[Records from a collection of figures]
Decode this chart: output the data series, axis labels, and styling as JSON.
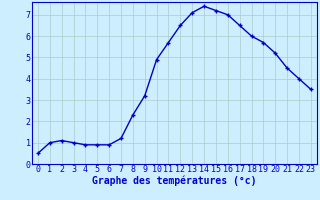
{
  "x": [
    0,
    1,
    2,
    3,
    4,
    5,
    6,
    7,
    8,
    9,
    10,
    11,
    12,
    13,
    14,
    15,
    16,
    17,
    18,
    19,
    20,
    21,
    22,
    23
  ],
  "y": [
    0.5,
    1.0,
    1.1,
    1.0,
    0.9,
    0.9,
    0.9,
    1.2,
    2.3,
    3.2,
    4.9,
    5.7,
    6.5,
    7.1,
    7.4,
    7.2,
    7.0,
    6.5,
    6.0,
    5.7,
    5.2,
    4.5,
    4.0,
    3.5
  ],
  "line_color": "#0000cc",
  "marker": "+",
  "marker_size": 3,
  "marker_lw": 1.0,
  "line_width": 1.0,
  "bg_color": "#cceeff",
  "grid_color": "#aacccc",
  "xlabel": "Graphe des températures (°c)",
  "xlabel_color": "#0000cc",
  "xlabel_fontsize": 7,
  "tick_color": "#0000cc",
  "tick_fontsize": 6,
  "ylim": [
    0,
    7.6
  ],
  "xlim": [
    -0.5,
    23.5
  ],
  "yticks": [
    0,
    1,
    2,
    3,
    4,
    5,
    6,
    7
  ],
  "xticks": [
    0,
    1,
    2,
    3,
    4,
    5,
    6,
    7,
    8,
    9,
    10,
    11,
    12,
    13,
    14,
    15,
    16,
    17,
    18,
    19,
    20,
    21,
    22,
    23
  ]
}
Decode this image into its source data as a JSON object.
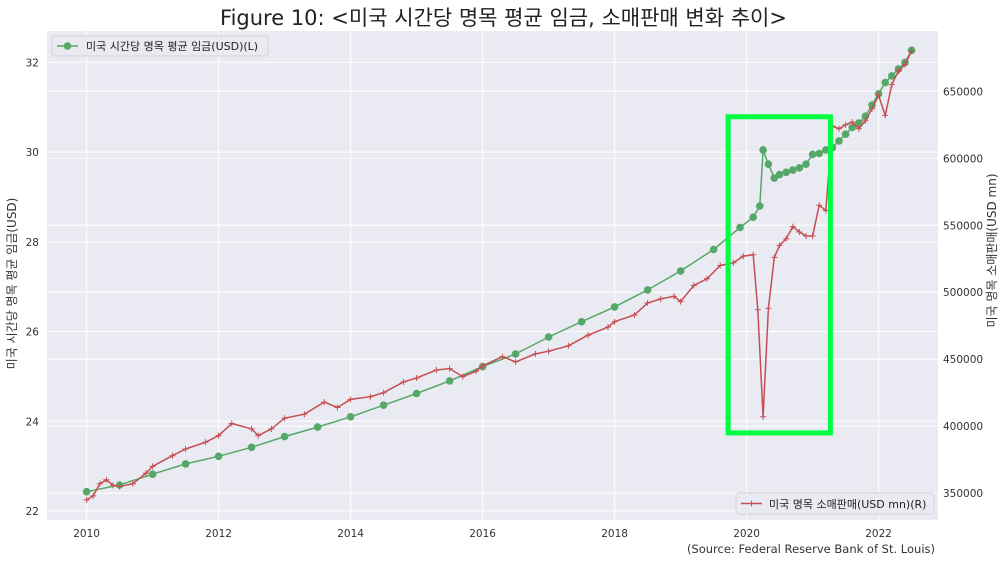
{
  "title": "Figure 10: <미국 시간당 명목 평균 임금, 소매판매 변화 추이>",
  "source": "(Source: Federal Reserve Bank of St. Louis)",
  "colors": {
    "background": "#eaeaf2",
    "grid": "#ffffff",
    "wage": "#55a868",
    "sales": "#c44e52",
    "highlight": "#00ff40"
  },
  "chart_data": {
    "type": "line",
    "x_axis": {
      "ticks": [
        2010,
        2012,
        2014,
        2016,
        2018,
        2020,
        2022
      ],
      "range": [
        2009.4,
        2022.9
      ]
    },
    "y_left": {
      "label": "미국 시간당 명목 평균 임금(USD)",
      "ticks": [
        22,
        24,
        26,
        28,
        30,
        32
      ],
      "range": [
        21.8,
        32.7
      ]
    },
    "y_right": {
      "label": "미국 명목 소매판매(USD mn)",
      "ticks": [
        350000,
        400000,
        450000,
        500000,
        550000,
        600000,
        650000
      ],
      "range": [
        330000,
        695000
      ]
    },
    "legend_left": {
      "label": "미국 시간당 명목 평균 임금(USD)(L)",
      "position": "upper-left"
    },
    "legend_right": {
      "label": "미국 명목 소매판매(USD mn)(R)",
      "position": "lower-right"
    },
    "series": [
      {
        "name": "미국 시간당 명목 평균 임금(USD)(L)",
        "axis": "left",
        "marker": "circle",
        "points": [
          [
            2010.0,
            22.43
          ],
          [
            2010.5,
            22.58
          ],
          [
            2011.0,
            22.82
          ],
          [
            2011.5,
            23.05
          ],
          [
            2012.0,
            23.22
          ],
          [
            2012.5,
            23.42
          ],
          [
            2013.0,
            23.66
          ],
          [
            2013.5,
            23.87
          ],
          [
            2014.0,
            24.1
          ],
          [
            2014.5,
            24.36
          ],
          [
            2015.0,
            24.62
          ],
          [
            2015.5,
            24.9
          ],
          [
            2016.0,
            25.22
          ],
          [
            2016.5,
            25.5
          ],
          [
            2017.0,
            25.88
          ],
          [
            2017.5,
            26.22
          ],
          [
            2018.0,
            26.55
          ],
          [
            2018.5,
            26.93
          ],
          [
            2019.0,
            27.35
          ],
          [
            2019.5,
            27.83
          ],
          [
            2019.9,
            28.32
          ],
          [
            2020.1,
            28.55
          ],
          [
            2020.2,
            28.8
          ],
          [
            2020.25,
            30.05
          ],
          [
            2020.33,
            29.73
          ],
          [
            2020.42,
            29.42
          ],
          [
            2020.5,
            29.5
          ],
          [
            2020.6,
            29.55
          ],
          [
            2020.7,
            29.6
          ],
          [
            2020.8,
            29.65
          ],
          [
            2020.9,
            29.73
          ],
          [
            2021.0,
            29.95
          ],
          [
            2021.1,
            29.97
          ],
          [
            2021.2,
            30.05
          ],
          [
            2021.3,
            30.1
          ],
          [
            2021.4,
            30.25
          ],
          [
            2021.5,
            30.4
          ],
          [
            2021.6,
            30.55
          ],
          [
            2021.7,
            30.65
          ],
          [
            2021.8,
            30.8
          ],
          [
            2021.9,
            31.05
          ],
          [
            2022.0,
            31.3
          ],
          [
            2022.1,
            31.55
          ],
          [
            2022.2,
            31.7
          ],
          [
            2022.3,
            31.85
          ],
          [
            2022.4,
            32.0
          ],
          [
            2022.5,
            32.27
          ]
        ]
      },
      {
        "name": "미국 명목 소매판매(USD mn)(R)",
        "axis": "right",
        "marker": "plus",
        "points": [
          [
            2010.0,
            345000
          ],
          [
            2010.1,
            348000
          ],
          [
            2010.2,
            357000
          ],
          [
            2010.3,
            360000
          ],
          [
            2010.4,
            356000
          ],
          [
            2010.5,
            355000
          ],
          [
            2010.7,
            357000
          ],
          [
            2010.9,
            365000
          ],
          [
            2011.0,
            370000
          ],
          [
            2011.3,
            378000
          ],
          [
            2011.5,
            383000
          ],
          [
            2011.8,
            388000
          ],
          [
            2012.0,
            393000
          ],
          [
            2012.2,
            402000
          ],
          [
            2012.5,
            398000
          ],
          [
            2012.6,
            393000
          ],
          [
            2012.8,
            398000
          ],
          [
            2013.0,
            406000
          ],
          [
            2013.3,
            409000
          ],
          [
            2013.6,
            418000
          ],
          [
            2013.8,
            414000
          ],
          [
            2014.0,
            420000
          ],
          [
            2014.3,
            422000
          ],
          [
            2014.5,
            425000
          ],
          [
            2014.8,
            433000
          ],
          [
            2015.0,
            436000
          ],
          [
            2015.3,
            442000
          ],
          [
            2015.5,
            443000
          ],
          [
            2015.7,
            437000
          ],
          [
            2015.9,
            441000
          ],
          [
            2016.0,
            445000
          ],
          [
            2016.3,
            452000
          ],
          [
            2016.5,
            448000
          ],
          [
            2016.8,
            454000
          ],
          [
            2017.0,
            456000
          ],
          [
            2017.3,
            460000
          ],
          [
            2017.6,
            468000
          ],
          [
            2017.9,
            474000
          ],
          [
            2018.0,
            478000
          ],
          [
            2018.3,
            483000
          ],
          [
            2018.5,
            492000
          ],
          [
            2018.7,
            495000
          ],
          [
            2018.9,
            497000
          ],
          [
            2019.0,
            493000
          ],
          [
            2019.2,
            505000
          ],
          [
            2019.4,
            510000
          ],
          [
            2019.6,
            520000
          ],
          [
            2019.8,
            522000
          ],
          [
            2019.95,
            527000
          ],
          [
            2020.1,
            528000
          ],
          [
            2020.17,
            487000
          ],
          [
            2020.25,
            407000
          ],
          [
            2020.33,
            488000
          ],
          [
            2020.42,
            526000
          ],
          [
            2020.5,
            535000
          ],
          [
            2020.6,
            540000
          ],
          [
            2020.7,
            549000
          ],
          [
            2020.8,
            545000
          ],
          [
            2020.9,
            542000
          ],
          [
            2021.0,
            542000
          ],
          [
            2021.1,
            565000
          ],
          [
            2021.2,
            561000
          ],
          [
            2021.3,
            624000
          ],
          [
            2021.4,
            622000
          ],
          [
            2021.5,
            625000
          ],
          [
            2021.6,
            627000
          ],
          [
            2021.7,
            622000
          ],
          [
            2021.8,
            628000
          ],
          [
            2021.9,
            637000
          ],
          [
            2022.0,
            647000
          ],
          [
            2022.1,
            632000
          ],
          [
            2022.2,
            655000
          ],
          [
            2022.3,
            665000
          ],
          [
            2022.4,
            670000
          ],
          [
            2022.5,
            680000
          ]
        ]
      }
    ]
  }
}
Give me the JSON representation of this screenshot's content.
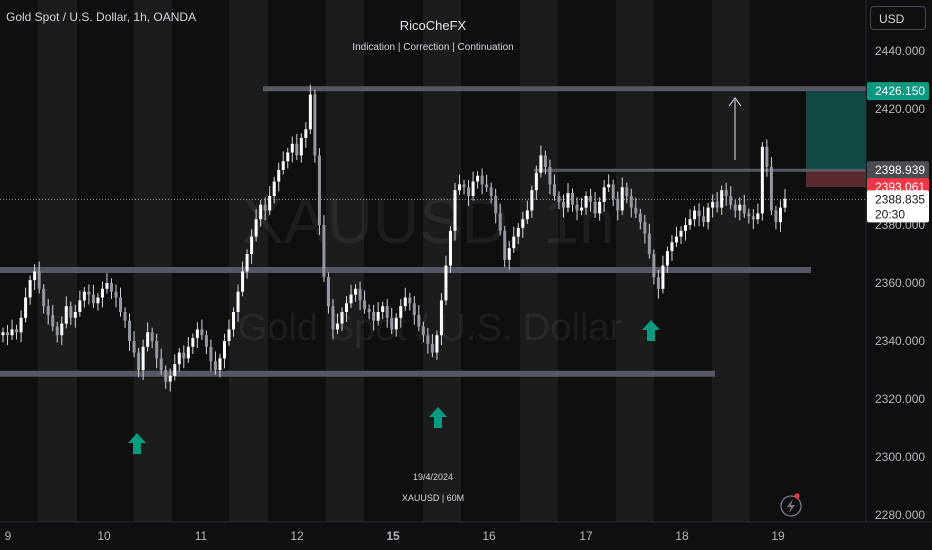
{
  "header": {
    "symbol_title": "Gold Spot / U.S. Dollar, 1h, OANDA",
    "author": "RicoCheFX",
    "subtitle": "Indication | Correction | Continuation",
    "currency": "USD"
  },
  "watermark": {
    "symbol": "XAUUSD, 1h",
    "name": "Gold Spot / U.S. Dollar"
  },
  "notes": {
    "date": "19/4/2024",
    "symbol": "XAUUSD | 60M"
  },
  "colors": {
    "background": "#0f0f0f",
    "up_candle": "#ffffff",
    "down_candle": "#ffffff",
    "arrow": "#089981",
    "level_line": "#5d606b",
    "session_band": "#1c1c1c",
    "target_zone": "#0f4a43",
    "stop_zone": "#5a2a30",
    "target_label": "#089981",
    "stop_label": "#f23645"
  },
  "chart_data": {
    "type": "candlestick",
    "symbol": "XAUUSD",
    "timeframe": "1h",
    "ylim": [
      2280,
      2440
    ],
    "x_ticks": [
      "9",
      "10",
      "11",
      "12",
      "15",
      "16",
      "17",
      "18",
      "19"
    ],
    "y_ticks": [
      "2440.000",
      "2420.000",
      "2400.000",
      "2380.000",
      "2360.000",
      "2340.000",
      "2320.000",
      "2300.000",
      "2280.000"
    ],
    "price_labels": [
      {
        "role": "target",
        "text": "2426.150",
        "value": 2426.15
      },
      {
        "role": "entry",
        "text": "2398.939",
        "value": 2398.939
      },
      {
        "role": "stop",
        "text": "2393.061",
        "value": 2393.061
      },
      {
        "role": "last",
        "text": "2388.835",
        "value": 2388.835
      },
      {
        "role": "countdown",
        "text": "20:30"
      }
    ],
    "levels": [
      {
        "name": "upper-resistance",
        "price": 2427
      },
      {
        "name": "mid-resistance",
        "price": 2398.9
      },
      {
        "name": "support",
        "price": 2364.5
      },
      {
        "name": "lower-support",
        "price": 2328.7
      }
    ],
    "candle_closes": [
      2343,
      2342,
      2344,
      2343,
      2348,
      2355,
      2361,
      2364,
      2358,
      2352,
      2349,
      2345,
      2342,
      2346,
      2352,
      2348,
      2350,
      2354,
      2357,
      2356,
      2353,
      2355,
      2358,
      2360,
      2357,
      2355,
      2350,
      2347,
      2340,
      2336,
      2330,
      2338,
      2343,
      2340,
      2334,
      2330,
      2326,
      2328,
      2332,
      2336,
      2334,
      2338,
      2341,
      2344,
      2342,
      2338,
      2333,
      2330,
      2334,
      2340,
      2344,
      2350,
      2357,
      2364,
      2370,
      2376,
      2382,
      2387,
      2385,
      2390,
      2395,
      2399,
      2402,
      2405,
      2408,
      2404,
      2410,
      2413,
      2425,
      2404,
      2380,
      2362,
      2352,
      2344,
      2346,
      2350,
      2353,
      2356,
      2358,
      2354,
      2351,
      2350,
      2347,
      2350,
      2352,
      2348,
      2344,
      2348,
      2352,
      2355,
      2353,
      2349,
      2345,
      2342,
      2339,
      2336,
      2342,
      2354,
      2366,
      2378,
      2392,
      2394,
      2393,
      2390,
      2395,
      2397,
      2394,
      2393,
      2390,
      2384,
      2378,
      2368,
      2372,
      2376,
      2379,
      2382,
      2385,
      2392,
      2398,
      2404,
      2400,
      2394,
      2390,
      2388,
      2386,
      2391,
      2387,
      2385,
      2386,
      2390,
      2388,
      2384,
      2388,
      2393,
      2394,
      2389,
      2385,
      2393,
      2390,
      2386,
      2384,
      2381,
      2377,
      2370,
      2362,
      2358,
      2366,
      2371,
      2374,
      2376,
      2378,
      2380,
      2382,
      2385,
      2383,
      2381,
      2386,
      2388,
      2386,
      2392,
      2390,
      2387,
      2385,
      2387,
      2384,
      2383,
      2382,
      2384,
      2407,
      2400,
      2385,
      2381,
      2386,
      2389
    ]
  }
}
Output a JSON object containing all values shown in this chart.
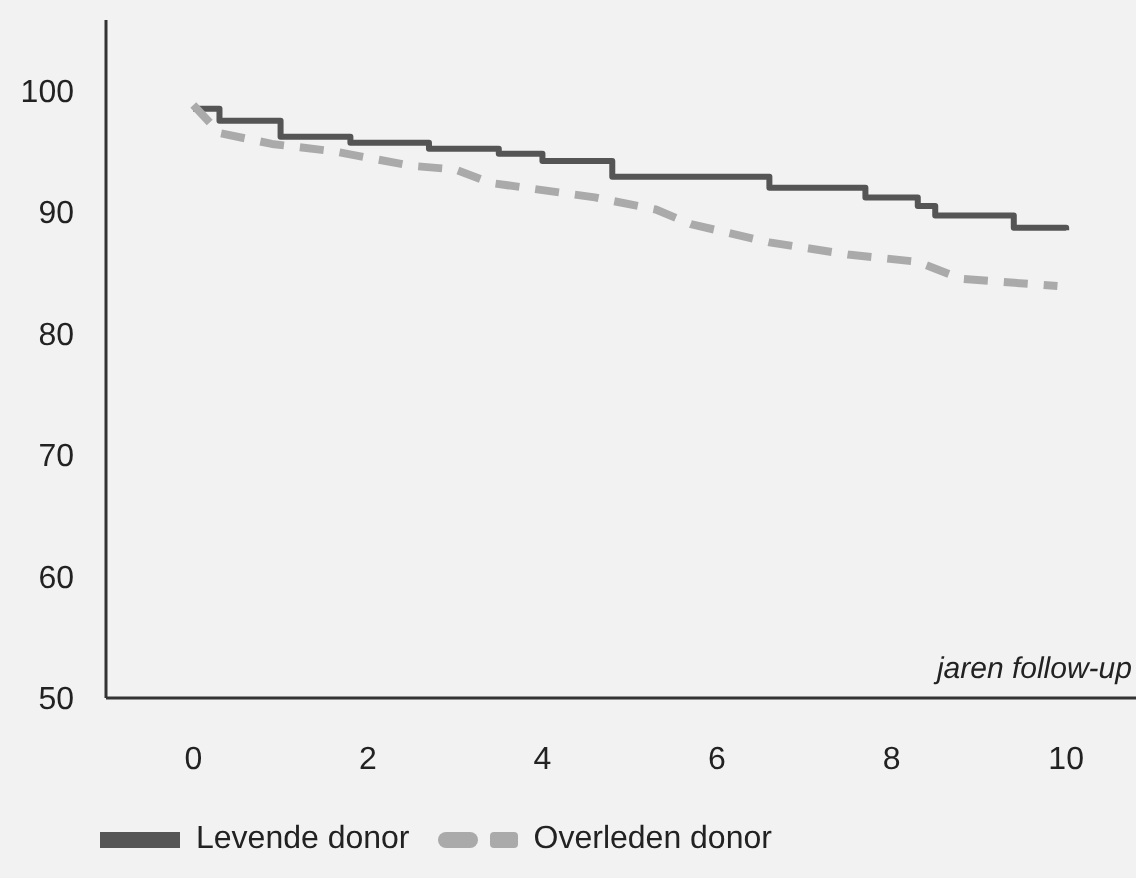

Given exercise
How many of the lines above include the word "Spot"? Respond with the number alone.

Full solution
2